====== RECORDS FOR THE TASK ======

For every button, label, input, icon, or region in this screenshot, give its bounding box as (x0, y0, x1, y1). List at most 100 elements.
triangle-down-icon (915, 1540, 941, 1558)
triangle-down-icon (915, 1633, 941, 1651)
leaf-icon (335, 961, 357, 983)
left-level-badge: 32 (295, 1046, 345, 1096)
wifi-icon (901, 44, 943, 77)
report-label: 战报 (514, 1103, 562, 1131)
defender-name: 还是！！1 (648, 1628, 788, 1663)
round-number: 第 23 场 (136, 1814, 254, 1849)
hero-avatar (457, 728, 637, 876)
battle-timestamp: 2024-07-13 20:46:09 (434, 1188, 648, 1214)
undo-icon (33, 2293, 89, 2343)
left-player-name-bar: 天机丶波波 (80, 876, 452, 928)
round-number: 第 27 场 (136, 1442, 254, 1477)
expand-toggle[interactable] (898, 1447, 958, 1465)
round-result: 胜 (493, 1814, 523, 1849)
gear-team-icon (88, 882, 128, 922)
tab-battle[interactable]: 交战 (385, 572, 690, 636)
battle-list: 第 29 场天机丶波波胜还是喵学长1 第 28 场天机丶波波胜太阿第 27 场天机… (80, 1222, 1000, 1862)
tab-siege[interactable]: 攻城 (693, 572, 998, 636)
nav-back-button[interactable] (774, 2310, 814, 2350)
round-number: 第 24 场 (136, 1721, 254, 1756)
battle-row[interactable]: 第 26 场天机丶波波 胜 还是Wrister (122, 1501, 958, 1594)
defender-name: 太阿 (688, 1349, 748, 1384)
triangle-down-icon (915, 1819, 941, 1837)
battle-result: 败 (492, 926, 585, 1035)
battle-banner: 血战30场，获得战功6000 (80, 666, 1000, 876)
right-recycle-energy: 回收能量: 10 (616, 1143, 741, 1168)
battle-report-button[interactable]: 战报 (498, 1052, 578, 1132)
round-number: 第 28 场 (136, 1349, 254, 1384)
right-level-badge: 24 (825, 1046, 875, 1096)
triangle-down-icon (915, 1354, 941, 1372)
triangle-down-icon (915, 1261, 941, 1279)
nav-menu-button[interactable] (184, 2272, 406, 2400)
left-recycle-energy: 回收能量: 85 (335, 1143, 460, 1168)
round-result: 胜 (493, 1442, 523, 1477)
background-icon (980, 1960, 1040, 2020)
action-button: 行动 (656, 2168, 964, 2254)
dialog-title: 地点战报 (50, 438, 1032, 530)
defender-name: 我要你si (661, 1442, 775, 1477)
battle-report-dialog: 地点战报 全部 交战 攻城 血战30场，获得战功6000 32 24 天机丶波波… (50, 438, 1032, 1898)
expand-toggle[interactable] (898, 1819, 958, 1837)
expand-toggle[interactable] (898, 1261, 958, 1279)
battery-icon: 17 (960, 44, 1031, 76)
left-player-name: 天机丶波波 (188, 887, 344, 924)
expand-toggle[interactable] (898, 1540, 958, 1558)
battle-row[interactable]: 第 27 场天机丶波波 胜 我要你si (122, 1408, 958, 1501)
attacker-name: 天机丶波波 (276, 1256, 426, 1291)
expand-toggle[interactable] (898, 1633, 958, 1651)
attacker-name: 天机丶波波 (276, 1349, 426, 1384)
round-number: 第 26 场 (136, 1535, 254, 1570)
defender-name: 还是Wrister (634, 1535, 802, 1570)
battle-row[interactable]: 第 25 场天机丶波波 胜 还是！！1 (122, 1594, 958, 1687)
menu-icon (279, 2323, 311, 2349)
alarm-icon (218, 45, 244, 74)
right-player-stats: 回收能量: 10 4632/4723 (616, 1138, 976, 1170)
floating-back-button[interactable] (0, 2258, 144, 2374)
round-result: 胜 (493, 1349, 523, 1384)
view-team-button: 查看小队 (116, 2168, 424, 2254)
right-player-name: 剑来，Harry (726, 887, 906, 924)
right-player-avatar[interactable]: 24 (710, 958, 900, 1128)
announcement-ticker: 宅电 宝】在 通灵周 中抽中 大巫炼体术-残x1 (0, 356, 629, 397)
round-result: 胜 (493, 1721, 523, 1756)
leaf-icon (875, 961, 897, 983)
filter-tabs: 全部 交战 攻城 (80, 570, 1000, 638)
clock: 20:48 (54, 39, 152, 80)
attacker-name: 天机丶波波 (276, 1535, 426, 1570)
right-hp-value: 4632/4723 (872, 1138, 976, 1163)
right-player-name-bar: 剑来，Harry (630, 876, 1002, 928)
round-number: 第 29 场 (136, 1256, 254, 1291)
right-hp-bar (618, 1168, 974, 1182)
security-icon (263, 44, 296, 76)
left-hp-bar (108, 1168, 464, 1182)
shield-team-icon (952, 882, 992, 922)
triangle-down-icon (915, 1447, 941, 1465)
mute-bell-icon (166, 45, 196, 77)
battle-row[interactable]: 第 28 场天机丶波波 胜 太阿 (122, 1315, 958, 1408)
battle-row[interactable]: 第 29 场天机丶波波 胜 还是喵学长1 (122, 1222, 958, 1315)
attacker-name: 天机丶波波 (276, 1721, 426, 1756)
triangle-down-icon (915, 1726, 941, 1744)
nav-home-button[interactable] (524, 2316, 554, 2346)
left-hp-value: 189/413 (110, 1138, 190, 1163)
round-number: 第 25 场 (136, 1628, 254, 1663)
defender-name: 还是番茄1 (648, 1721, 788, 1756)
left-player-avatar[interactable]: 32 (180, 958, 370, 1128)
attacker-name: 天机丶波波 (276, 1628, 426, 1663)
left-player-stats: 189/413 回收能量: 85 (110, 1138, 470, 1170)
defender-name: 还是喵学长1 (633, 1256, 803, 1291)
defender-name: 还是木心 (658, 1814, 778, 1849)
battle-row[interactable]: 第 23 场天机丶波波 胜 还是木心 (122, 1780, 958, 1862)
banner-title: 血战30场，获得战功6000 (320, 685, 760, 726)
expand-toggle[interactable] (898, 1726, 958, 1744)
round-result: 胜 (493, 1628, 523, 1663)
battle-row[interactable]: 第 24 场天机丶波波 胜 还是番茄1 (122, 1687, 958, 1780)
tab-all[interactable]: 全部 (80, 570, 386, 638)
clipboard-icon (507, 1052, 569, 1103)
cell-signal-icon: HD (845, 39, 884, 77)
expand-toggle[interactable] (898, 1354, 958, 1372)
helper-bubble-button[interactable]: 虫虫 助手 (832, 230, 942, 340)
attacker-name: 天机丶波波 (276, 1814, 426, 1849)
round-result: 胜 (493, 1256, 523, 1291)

======

TASK DIRECTIONS → Reproduce the listing above line for line, without changing anything.

COMPLETED EXERCISE →
For every button, label, input, icon, or region in this screenshot, give its bounding box as (x0, y0, x1, y1). List at most 100 elements.
triangle-down-icon (915, 1540, 941, 1558)
triangle-down-icon (915, 1633, 941, 1651)
leaf-icon (335, 961, 357, 983)
left-level-badge: 32 (295, 1046, 345, 1096)
wifi-icon (901, 44, 943, 77)
report-label: 战报 (514, 1103, 562, 1131)
defender-name: 还是！！1 (648, 1628, 788, 1663)
round-number: 第 23 场 (136, 1814, 254, 1849)
hero-avatar (457, 728, 637, 876)
battle-timestamp: 2024-07-13 20:46:09 (434, 1188, 648, 1214)
undo-icon (33, 2293, 89, 2343)
left-player-name-bar: 天机丶波波 (80, 876, 452, 928)
round-number: 第 27 场 (136, 1442, 254, 1477)
expand-toggle[interactable] (898, 1447, 958, 1465)
round-result: 胜 (493, 1814, 523, 1849)
gear-team-icon (88, 882, 128, 922)
tab-battle[interactable]: 交战 (385, 572, 690, 636)
battle-list: 第 29 场天机丶波波胜还是喵学长1 第 28 场天机丶波波胜太阿第 27 场天机… (80, 1222, 1000, 1862)
tab-siege[interactable]: 攻城 (693, 572, 998, 636)
nav-back-button[interactable] (774, 2310, 814, 2350)
round-number: 第 24 场 (136, 1721, 254, 1756)
battle-row[interactable]: 第 26 场天机丶波波 胜 还是Wrister (122, 1501, 958, 1594)
defender-name: 太阿 (688, 1349, 748, 1384)
triangle-down-icon (915, 1819, 941, 1837)
battle-result: 败 (492, 926, 585, 1035)
battle-banner: 血战30场，获得战功6000 (80, 666, 1000, 876)
right-recycle-energy: 回收能量: 10 (616, 1143, 741, 1168)
battle-report-button[interactable]: 战报 (498, 1052, 578, 1132)
round-number: 第 28 场 (136, 1349, 254, 1384)
right-level-badge: 24 (825, 1046, 875, 1096)
triangle-down-icon (915, 1354, 941, 1372)
triangle-down-icon (915, 1261, 941, 1279)
nav-menu-button[interactable] (184, 2272, 406, 2400)
left-recycle-energy: 回收能量: 85 (335, 1143, 460, 1168)
round-result: 胜 (493, 1442, 523, 1477)
background-icon (980, 1960, 1040, 2020)
action-button: 行动 (656, 2168, 964, 2254)
dialog-title: 地点战报 (50, 438, 1032, 530)
defender-name: 我要你si (661, 1442, 775, 1477)
battle-report-dialog: 地点战报 全部 交战 攻城 血战30场，获得战功6000 32 24 天机丶波波… (50, 438, 1032, 1898)
expand-toggle[interactable] (898, 1819, 958, 1837)
expand-toggle[interactable] (898, 1261, 958, 1279)
battery-icon: 17 (960, 44, 1031, 76)
left-player-name: 天机丶波波 (188, 887, 344, 924)
expand-toggle[interactable] (898, 1540, 958, 1558)
battle-row[interactable]: 第 27 场天机丶波波 胜 我要你si (122, 1408, 958, 1501)
attacker-name: 天机丶波波 (276, 1256, 426, 1291)
expand-toggle[interactable] (898, 1633, 958, 1651)
attacker-name: 天机丶波波 (276, 1349, 426, 1384)
round-number: 第 26 场 (136, 1535, 254, 1570)
defender-name: 还是Wrister (634, 1535, 802, 1570)
battle-row[interactable]: 第 25 场天机丶波波 胜 还是！！1 (122, 1594, 958, 1687)
menu-icon (279, 2323, 311, 2349)
alarm-icon (218, 45, 244, 74)
right-player-stats: 回收能量: 10 4632/4723 (616, 1138, 976, 1170)
floating-back-button[interactable] (0, 2258, 144, 2374)
round-result: 胜 (493, 1349, 523, 1384)
view-team-button: 查看小队 (116, 2168, 424, 2254)
right-player-name: 剑来，Harry (726, 887, 906, 924)
right-player-avatar[interactable]: 24 (710, 958, 900, 1128)
announcement-ticker: 宅电 宝】在 通灵周 中抽中 大巫炼体术-残x1 (0, 356, 629, 397)
round-result: 胜 (493, 1721, 523, 1756)
leaf-icon (875, 961, 897, 983)
filter-tabs: 全部 交战 攻城 (80, 570, 1000, 638)
clock: 20:48 (54, 39, 152, 80)
attacker-name: 天机丶波波 (276, 1535, 426, 1570)
right-hp-value: 4632/4723 (872, 1138, 976, 1163)
right-player-name-bar: 剑来，Harry (630, 876, 1002, 928)
round-number: 第 29 场 (136, 1256, 254, 1291)
right-hp-bar (618, 1168, 974, 1182)
security-icon (263, 44, 296, 76)
left-hp-bar (108, 1168, 464, 1182)
shield-team-icon (952, 882, 992, 922)
triangle-down-icon (915, 1447, 941, 1465)
mute-bell-icon (166, 45, 196, 77)
battle-row[interactable]: 第 28 场天机丶波波 胜 太阿 (122, 1315, 958, 1408)
battle-row[interactable]: 第 29 场天机丶波波 胜 还是喵学长1 (122, 1222, 958, 1315)
attacker-name: 天机丶波波 (276, 1721, 426, 1756)
triangle-down-icon (915, 1726, 941, 1744)
nav-home-button[interactable] (524, 2316, 554, 2346)
left-hp-value: 189/413 (110, 1138, 190, 1163)
round-number: 第 25 场 (136, 1628, 254, 1663)
defender-name: 还是番茄1 (648, 1721, 788, 1756)
left-player-avatar[interactable]: 32 (180, 958, 370, 1128)
attacker-name: 天机丶波波 (276, 1628, 426, 1663)
left-player-stats: 189/413 回收能量: 85 (110, 1138, 470, 1170)
defender-name: 还是喵学长1 (633, 1256, 803, 1291)
defender-name: 还是木心 (658, 1814, 778, 1849)
battle-row[interactable]: 第 23 场天机丶波波 胜 还是木心 (122, 1780, 958, 1862)
banner-title: 血战30场，获得战功6000 (320, 685, 760, 726)
expand-toggle[interactable] (898, 1726, 958, 1744)
round-result: 胜 (493, 1628, 523, 1663)
battle-row[interactable]: 第 24 场天机丶波波 胜 还是番茄1 (122, 1687, 958, 1780)
tab-all[interactable]: 全部 (80, 570, 386, 638)
clipboard-icon (507, 1052, 569, 1103)
cell-signal-icon: HD (845, 39, 884, 77)
expand-toggle[interactable] (898, 1354, 958, 1372)
helper-bubble-button[interactable]: 虫虫 助手 (832, 230, 942, 340)
attacker-name: 天机丶波波 (276, 1814, 426, 1849)
round-result: 胜 (493, 1256, 523, 1291)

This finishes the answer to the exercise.